-- SHORT PROBLEM --
Drop every picture and give the entries back exactly.

-- SUPPLIED MATERIAL --
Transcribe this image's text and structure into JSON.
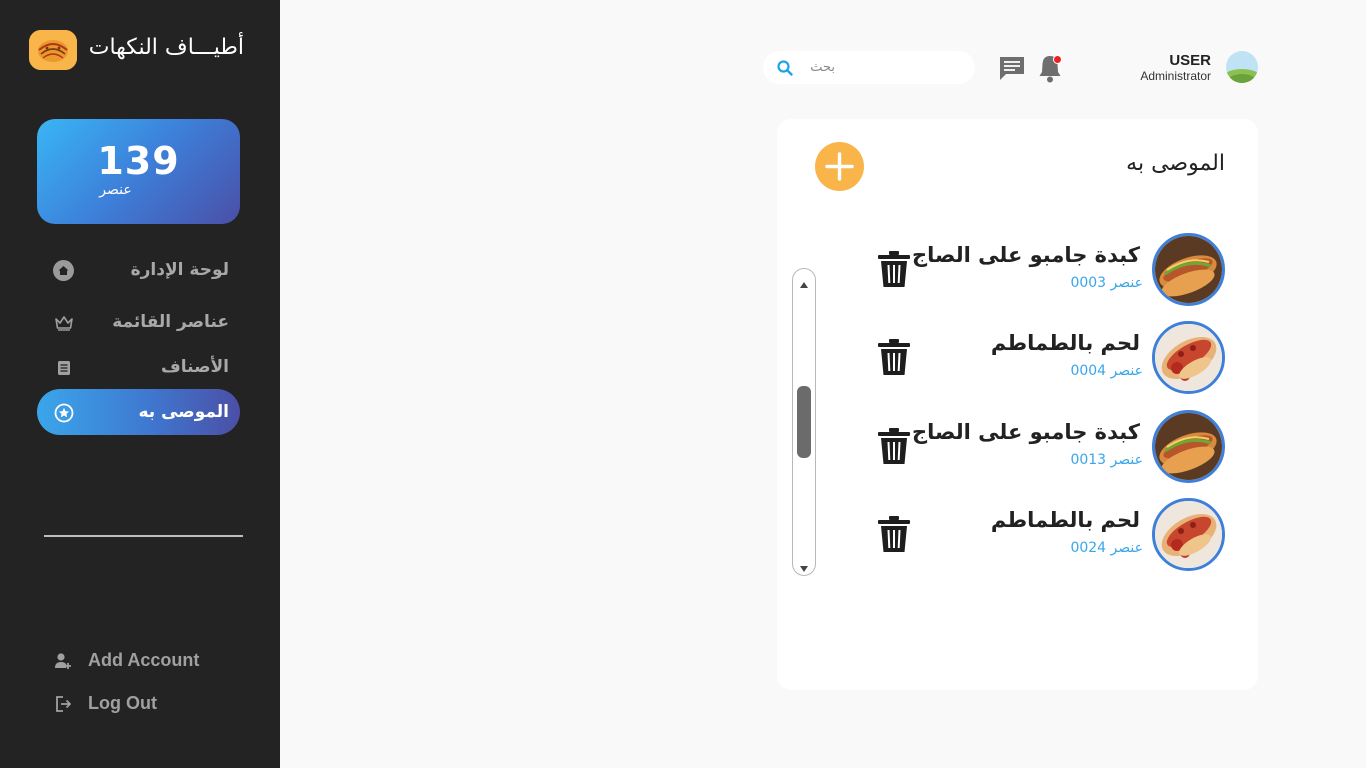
{
  "brand": {
    "name": "أطيـــاف النكهات",
    "logo_icon": "food-logo-icon"
  },
  "summary": {
    "count": "139",
    "label": "عنصر"
  },
  "nav": {
    "items": [
      {
        "label": "لوحة الإدارة",
        "icon": "home-icon"
      },
      {
        "label": "عناصر القائمة",
        "icon": "crown-icon"
      },
      {
        "label": "الأصناف",
        "icon": "document-icon"
      },
      {
        "label": "الموصى به",
        "icon": "star-icon",
        "active": true
      }
    ]
  },
  "account": {
    "add_label": "Add Account",
    "logout_label": "Log Out"
  },
  "search": {
    "placeholder": "بحث",
    "value": ""
  },
  "user": {
    "name": "USER",
    "role": "Administrator"
  },
  "notifications": {
    "has_unread": true
  },
  "main": {
    "title": "الموصى به",
    "items": [
      {
        "name": "كبدة جامبو على الصاج",
        "code": "عنصر 0003",
        "image": "hotdog-sandwich"
      },
      {
        "name": "لحم بالطماطم",
        "code": "عنصر 0004",
        "image": "meat-tomato-sandwich"
      },
      {
        "name": "كبدة جامبو على الصاج",
        "code": "عنصر 0013",
        "image": "hotdog-sandwich"
      },
      {
        "name": "لحم بالطماطم",
        "code": "عنصر 0024",
        "image": "meat-tomato-sandwich"
      }
    ]
  },
  "colors": {
    "sidebar_bg": "#232323",
    "accent_orange": "#f9b44a",
    "accent_blue": "#3aa6ea",
    "accent_indigo": "#4b4fa6",
    "page_bg": "#f9f9fa"
  }
}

-- THE ANSWER --
Transcribe this image's text and structure into JSON.
{
  "brand": {
    "name": "أطيـــاف النكهات",
    "logo_icon": "food-logo-icon"
  },
  "summary": {
    "count": "139",
    "label": "عنصر"
  },
  "nav": {
    "items": [
      {
        "label": "لوحة الإدارة",
        "icon": "home-icon"
      },
      {
        "label": "عناصر القائمة",
        "icon": "crown-icon"
      },
      {
        "label": "الأصناف",
        "icon": "document-icon"
      },
      {
        "label": "الموصى به",
        "icon": "star-icon",
        "active": true
      }
    ]
  },
  "account": {
    "add_label": "Add Account",
    "logout_label": "Log Out"
  },
  "search": {
    "placeholder": "بحث",
    "value": ""
  },
  "user": {
    "name": "USER",
    "role": "Administrator"
  },
  "notifications": {
    "has_unread": true
  },
  "main": {
    "title": "الموصى به",
    "items": [
      {
        "name": "كبدة جامبو على الصاج",
        "code": "عنصر 0003",
        "image": "hotdog-sandwich"
      },
      {
        "name": "لحم بالطماطم",
        "code": "عنصر 0004",
        "image": "meat-tomato-sandwich"
      },
      {
        "name": "كبدة جامبو على الصاج",
        "code": "عنصر 0013",
        "image": "hotdog-sandwich"
      },
      {
        "name": "لحم بالطماطم",
        "code": "عنصر 0024",
        "image": "meat-tomato-sandwich"
      }
    ]
  },
  "colors": {
    "sidebar_bg": "#232323",
    "accent_orange": "#f9b44a",
    "accent_blue": "#3aa6ea",
    "accent_indigo": "#4b4fa6",
    "page_bg": "#f9f9fa"
  }
}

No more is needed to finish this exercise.